### TASK BRIEF
Below are records to transcribe exactly, without their pictures.

### INFORMATION PROVIDED
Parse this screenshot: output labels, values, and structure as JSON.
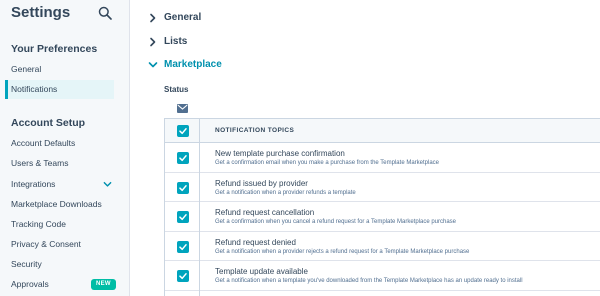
{
  "sidebar": {
    "title": "Settings",
    "search_icon": "search-icon",
    "preferences_heading": "Your Preferences",
    "preferences_items": [
      {
        "label": "General"
      },
      {
        "label": "Notifications"
      }
    ],
    "account_heading": "Account Setup",
    "account_items": [
      {
        "label": "Account Defaults"
      },
      {
        "label": "Users & Teams"
      },
      {
        "label": "Integrations"
      },
      {
        "label": "Marketplace Downloads"
      },
      {
        "label": "Tracking Code"
      },
      {
        "label": "Privacy & Consent"
      },
      {
        "label": "Security"
      },
      {
        "label": "Approvals",
        "badge": "NEW"
      }
    ],
    "active_item": "Notifications"
  },
  "main": {
    "sections": [
      {
        "label": "General",
        "expanded": false
      },
      {
        "label": "Lists",
        "expanded": false
      },
      {
        "label": "Marketplace",
        "expanded": true
      }
    ],
    "status_label": "Status",
    "channel_icon": "mail-icon",
    "table": {
      "header": "NOTIFICATION TOPICS",
      "header_checked": true,
      "rows": [
        {
          "title": "New template purchase confirmation",
          "description": "Get a confirmation email when you make a purchase from the Template Marketplace",
          "checked": true
        },
        {
          "title": "Refund issued by provider",
          "description": "Get a notification when a provider refunds a template",
          "checked": true
        },
        {
          "title": "Refund request cancellation",
          "description": "Get a confirmation when you cancel a refund request for a Template Marketplace purchase",
          "checked": true
        },
        {
          "title": "Refund request denied",
          "description": "Get a notification when a provider rejects a refund request for a Template Marketplace purchase",
          "checked": true
        },
        {
          "title": "Template update available",
          "description": "Get a notification when a template you've downloaded from the Template Marketplace has an update ready to install",
          "checked": true
        }
      ]
    }
  },
  "colors": {
    "accent": "#00a4bd",
    "active_bg": "#e5f5f8",
    "badge": "#00bda5",
    "text": "#33475b"
  }
}
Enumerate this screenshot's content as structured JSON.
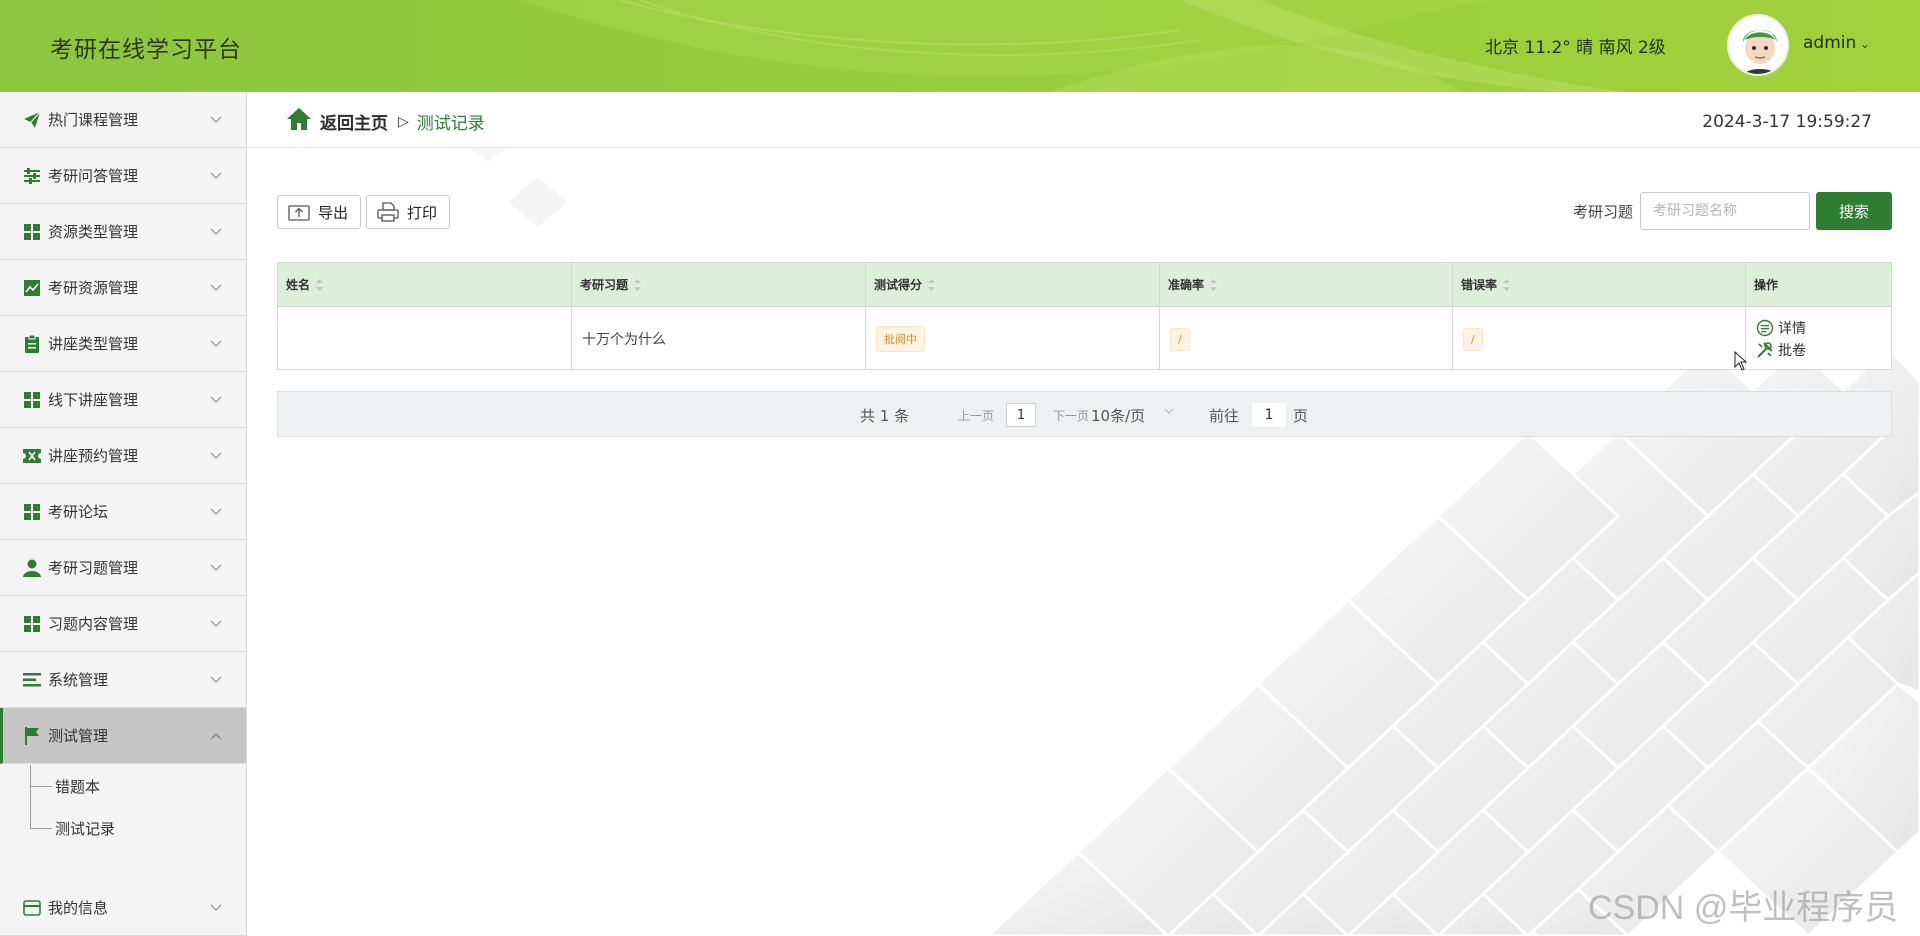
{
  "header": {
    "app_title": "考研在线学习平台",
    "weather": "北京  11.2°  晴  南风  2级",
    "username": "admin",
    "caret": "⌄"
  },
  "sidebar": {
    "items": [
      {
        "label": "热门课程管理",
        "icon": "paper-plane-icon"
      },
      {
        "label": "考研问答管理",
        "icon": "sliders-icon"
      },
      {
        "label": "资源类型管理",
        "icon": "grid-icon"
      },
      {
        "label": "考研资源管理",
        "icon": "chart-line-icon"
      },
      {
        "label": "讲座类型管理",
        "icon": "clipboard-icon"
      },
      {
        "label": "线下讲座管理",
        "icon": "grid-icon"
      },
      {
        "label": "讲座预约管理",
        "icon": "ticket-icon"
      },
      {
        "label": "考研论坛",
        "icon": "grid-icon"
      },
      {
        "label": "考研习题管理",
        "icon": "user-icon"
      },
      {
        "label": "习题内容管理",
        "icon": "grid-icon"
      },
      {
        "label": "系统管理",
        "icon": "list-icon"
      },
      {
        "label": "测试管理",
        "icon": "flag-icon",
        "expanded": true
      },
      {
        "label": "我的信息",
        "icon": "wallet-icon"
      }
    ],
    "submenu": [
      {
        "label": "错题本"
      },
      {
        "label": "测试记录"
      }
    ]
  },
  "breadcrumb": {
    "home": "返回主页",
    "separator": "▷",
    "current": "测试记录"
  },
  "clock": "2024-3-17 19:59:27",
  "toolbar": {
    "export_label": "导出",
    "print_label": "打印"
  },
  "search": {
    "label": "考研习题",
    "placeholder": "考研习题名称",
    "button": "搜索"
  },
  "table": {
    "columns": [
      "姓名",
      "考研习题",
      "测试得分",
      "准确率",
      "错误率",
      "操作"
    ],
    "rows": [
      {
        "name": "",
        "exercise": "十万个为什么",
        "score": "批阅中",
        "accuracy": "/",
        "error_rate": "/",
        "actions": [
          "详情",
          "批卷"
        ]
      }
    ]
  },
  "pager": {
    "total": "共 1 条",
    "prev": "上一页",
    "current_page": "1",
    "next": "下一页",
    "page_size": "10条/页",
    "goto": "前往",
    "goto_value": "1",
    "page_unit": "页"
  },
  "watermark": "CSDN @毕业程序员",
  "colors": {
    "header_green": "#96cc3e",
    "accent_green": "#2e7d32",
    "table_header_bg": "#dcefd8",
    "tag_orange": "#e28d22"
  }
}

### EXERCISE ANSWER
Parse this screenshot: output labels, values, and structure as JSON.
{
  "sidebar": {
    "title": "Settings",
    "search_icon": "search-icon",
    "preferences_heading": "Your Preferences",
    "preferences_items": [
      {
        "label": "General"
      },
      {
        "label": "Notifications"
      }
    ],
    "account_heading": "Account Setup",
    "account_items": [
      {
        "label": "Account Defaults"
      },
      {
        "label": "Users & Teams"
      },
      {
        "label": "Integrations"
      },
      {
        "label": "Marketplace Downloads"
      },
      {
        "label": "Tracking Code"
      },
      {
        "label": "Privacy & Consent"
      },
      {
        "label": "Security"
      },
      {
        "label": "Approvals",
        "badge": "NEW"
      }
    ],
    "active_item": "Notifications"
  },
  "main": {
    "sections": [
      {
        "label": "General",
        "expanded": false
      },
      {
        "label": "Lists",
        "expanded": false
      },
      {
        "label": "Marketplace",
        "expanded": true
      }
    ],
    "status_label": "Status",
    "channel_icon": "mail-icon",
    "table": {
      "header": "NOTIFICATION TOPICS",
      "header_checked": true,
      "rows": [
        {
          "title": "New template purchase confirmation",
          "description": "Get a confirmation email when you make a purchase from the Template Marketplace",
          "checked": true
        },
        {
          "title": "Refund issued by provider",
          "description": "Get a notification when a provider refunds a template",
          "checked": true
        },
        {
          "title": "Refund request cancellation",
          "description": "Get a confirmation when you cancel a refund request for a Template Marketplace purchase",
          "checked": true
        },
        {
          "title": "Refund request denied",
          "description": "Get a notification when a provider rejects a refund request for a Template Marketplace purchase",
          "checked": true
        },
        {
          "title": "Template update available",
          "description": "Get a notification when a template you've downloaded from the Template Marketplace has an update ready to install",
          "checked": true
        }
      ]
    }
  },
  "colors": {
    "accent": "#00a4bd",
    "active_bg": "#e5f5f8",
    "badge": "#00bda5",
    "text": "#33475b"
  }
}
Enumerate this screenshot's content as structured JSON.
{
  "header": {
    "app_title": "考研在线学习平台",
    "weather": "北京  11.2°  晴  南风  2级",
    "username": "admin",
    "caret": "⌄"
  },
  "sidebar": {
    "items": [
      {
        "label": "热门课程管理",
        "icon": "paper-plane-icon"
      },
      {
        "label": "考研问答管理",
        "icon": "sliders-icon"
      },
      {
        "label": "资源类型管理",
        "icon": "grid-icon"
      },
      {
        "label": "考研资源管理",
        "icon": "chart-line-icon"
      },
      {
        "label": "讲座类型管理",
        "icon": "clipboard-icon"
      },
      {
        "label": "线下讲座管理",
        "icon": "grid-icon"
      },
      {
        "label": "讲座预约管理",
        "icon": "ticket-icon"
      },
      {
        "label": "考研论坛",
        "icon": "grid-icon"
      },
      {
        "label": "考研习题管理",
        "icon": "user-icon"
      },
      {
        "label": "习题内容管理",
        "icon": "grid-icon"
      },
      {
        "label": "系统管理",
        "icon": "list-icon"
      },
      {
        "label": "测试管理",
        "icon": "flag-icon",
        "expanded": true
      },
      {
        "label": "我的信息",
        "icon": "wallet-icon"
      }
    ],
    "submenu": [
      {
        "label": "错题本"
      },
      {
        "label": "测试记录"
      }
    ]
  },
  "breadcrumb": {
    "home": "返回主页",
    "separator": "▷",
    "current": "测试记录"
  },
  "clock": "2024-3-17 19:59:27",
  "toolbar": {
    "export_label": "导出",
    "print_label": "打印"
  },
  "search": {
    "label": "考研习题",
    "placeholder": "考研习题名称",
    "button": "搜索"
  },
  "table": {
    "columns": [
      "姓名",
      "考研习题",
      "测试得分",
      "准确率",
      "错误率",
      "操作"
    ],
    "rows": [
      {
        "name": "",
        "exercise": "十万个为什么",
        "score": "批阅中",
        "accuracy": "/",
        "error_rate": "/",
        "actions": [
          "详情",
          "批卷"
        ]
      }
    ]
  },
  "pager": {
    "total": "共 1 条",
    "prev": "上一页",
    "current_page": "1",
    "next": "下一页",
    "page_size": "10条/页",
    "goto": "前往",
    "goto_value": "1",
    "page_unit": "页"
  },
  "watermark": "CSDN @毕业程序员",
  "colors": {
    "header_green": "#96cc3e",
    "accent_green": "#2e7d32",
    "table_header_bg": "#dcefd8",
    "tag_orange": "#e28d22"
  }
}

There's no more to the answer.